* _Short problem_: Copy the data from the line containing "battery-terminal bbox=[407, 24, 412, 26]" through the line containing "Detect and localize", replacing "UberProgressViewSample" with "ProgressDemo" and leaving everything else unchanged.

=== Available data ===

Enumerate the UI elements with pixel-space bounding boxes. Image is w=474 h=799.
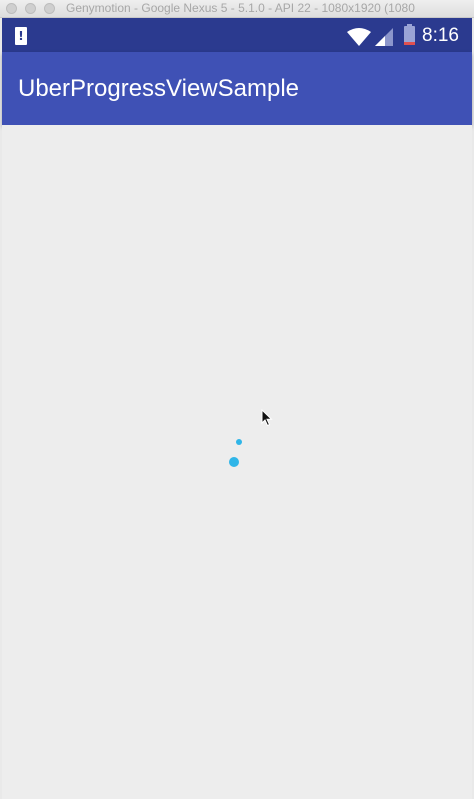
battery-terminal bbox=[407, 24, 412, 26]
cellular-signal-icon bbox=[375, 28, 393, 46]
app-title: UberProgressViewSample bbox=[18, 75, 300, 102]
battery-level bbox=[404, 42, 415, 45]
progress-dot-large bbox=[229, 457, 239, 467]
app-toolbar: UberProgressViewSample bbox=[2, 52, 472, 125]
emulator-window-bar: Genymotion - Google Nexus 5 - 5.1.0 - AP… bbox=[0, 0, 474, 18]
window-close-button[interactable] bbox=[6, 3, 17, 14]
alert-icon: ! bbox=[15, 27, 27, 45]
wifi-icon bbox=[347, 28, 371, 46]
device-screen: ! 8:16 UberProgressViewSample bbox=[2, 18, 472, 799]
battery-icon bbox=[404, 24, 415, 45]
alert-icon-glyph: ! bbox=[18, 29, 24, 43]
progress-dot-small bbox=[236, 439, 242, 445]
window-minimize-button[interactable] bbox=[25, 3, 36, 14]
status-bar: ! 8:16 bbox=[2, 18, 472, 52]
mouse-cursor-icon bbox=[261, 409, 273, 427]
status-time: 8:16 bbox=[422, 25, 459, 46]
main-content bbox=[2, 125, 472, 799]
window-title: Genymotion - Google Nexus 5 - 5.1.0 - AP… bbox=[66, 1, 415, 15]
window-zoom-button[interactable] bbox=[44, 3, 55, 14]
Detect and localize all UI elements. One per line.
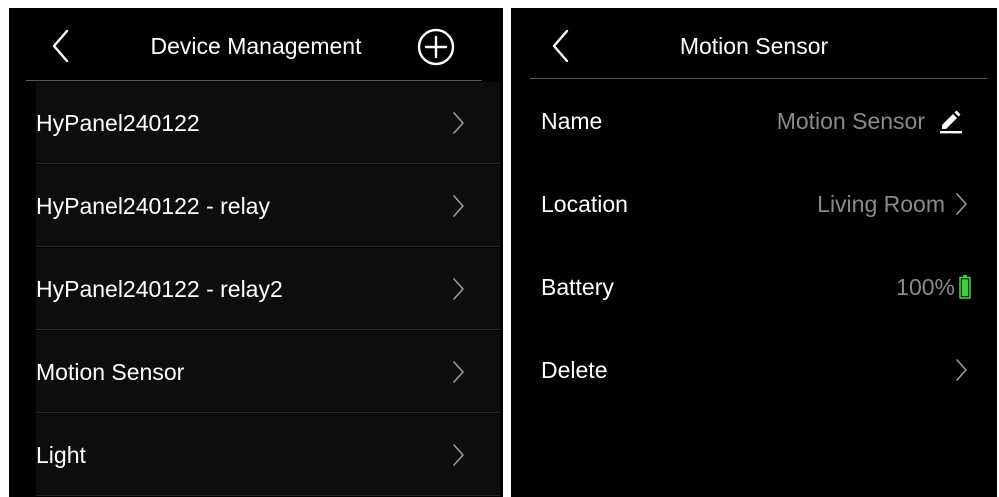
- device-list-item[interactable]: HyPanel240122 - relay: [36, 165, 500, 247]
- chevron-right-icon: [453, 195, 464, 217]
- name-row[interactable]: Name Motion Sensor: [531, 80, 977, 162]
- header-divider: [530, 78, 987, 79]
- device-name: Motion Sensor: [36, 359, 185, 385]
- device-list-item[interactable]: Motion Sensor: [36, 331, 500, 413]
- device-list-item[interactable]: Light: [36, 414, 500, 496]
- device-name: Light: [36, 442, 86, 468]
- battery-value: 100%: [896, 274, 955, 300]
- delete-label: Delete: [541, 357, 608, 383]
- chevron-right-icon: [453, 278, 464, 300]
- location-label: Location: [541, 191, 628, 217]
- battery-level-fill: [961, 279, 969, 297]
- header-divider: [26, 80, 482, 81]
- device-list-item[interactable]: HyPanel240122: [36, 82, 500, 164]
- pencil-icon[interactable]: [938, 108, 964, 134]
- chevron-right-icon: [453, 444, 464, 466]
- device-detail-header: Motion Sensor: [511, 8, 997, 80]
- device-name: HyPanel240122: [36, 110, 200, 136]
- device-detail-screen: Motion Sensor Name Motion Sensor Locatio…: [511, 8, 997, 497]
- chevron-right-icon: [956, 193, 967, 215]
- battery-label: Battery: [541, 274, 614, 300]
- chevron-right-icon: [453, 112, 464, 134]
- chevron-right-icon: [956, 359, 967, 381]
- location-row[interactable]: Location Living Room: [531, 163, 977, 245]
- battery-row: Battery 100%: [531, 246, 977, 328]
- device-name: HyPanel240122 - relay2: [36, 276, 283, 302]
- plus-circle-icon: [417, 28, 455, 66]
- battery-icon: [959, 275, 971, 299]
- location-value: Living Room: [817, 191, 945, 217]
- delete-row[interactable]: Delete: [531, 329, 977, 411]
- device-management-header: Device Management: [9, 8, 503, 80]
- device-list-item[interactable]: HyPanel240122 - relay2: [36, 248, 500, 330]
- add-device-button[interactable]: [416, 27, 456, 67]
- name-label: Name: [541, 108, 603, 134]
- device-name: HyPanel240122 - relay: [36, 193, 270, 219]
- page-title: Motion Sensor: [679, 33, 829, 59]
- name-value: Motion Sensor: [776, 108, 925, 134]
- chevron-right-icon: [453, 361, 464, 383]
- device-management-screen: Device Management HyPanel240122 HyPanel2…: [9, 8, 503, 497]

===

* _Result_:
battery-terminal bbox=[407, 24, 412, 26]
cellular-signal-icon bbox=[375, 28, 393, 46]
app-title: ProgressDemo bbox=[18, 75, 300, 102]
battery-level bbox=[404, 42, 415, 45]
progress-dot-large bbox=[229, 457, 239, 467]
app-toolbar: ProgressDemo bbox=[2, 52, 472, 125]
emulator-window-bar: Genymotion - Google Nexus 5 - 5.1.0 - AP… bbox=[0, 0, 474, 18]
window-close-button[interactable] bbox=[6, 3, 17, 14]
alert-icon: ! bbox=[15, 27, 27, 45]
wifi-icon bbox=[347, 28, 371, 46]
device-screen: ! 8:16 ProgressDemo bbox=[2, 18, 472, 799]
battery-icon bbox=[404, 24, 415, 45]
alert-icon-glyph: ! bbox=[18, 29, 24, 43]
progress-dot-small bbox=[236, 439, 242, 445]
window-minimize-button[interactable] bbox=[25, 3, 36, 14]
status-bar: ! 8:16 bbox=[2, 18, 472, 52]
mouse-cursor-icon bbox=[261, 409, 273, 427]
status-time: 8:16 bbox=[422, 25, 459, 46]
main-content bbox=[2, 125, 472, 799]
window-title: Genymotion - Google Nexus 5 - 5.1.0 - AP… bbox=[66, 1, 415, 15]
window-zoom-button[interactable] bbox=[44, 3, 55, 14]
Detect and localize all UI elements. One per line.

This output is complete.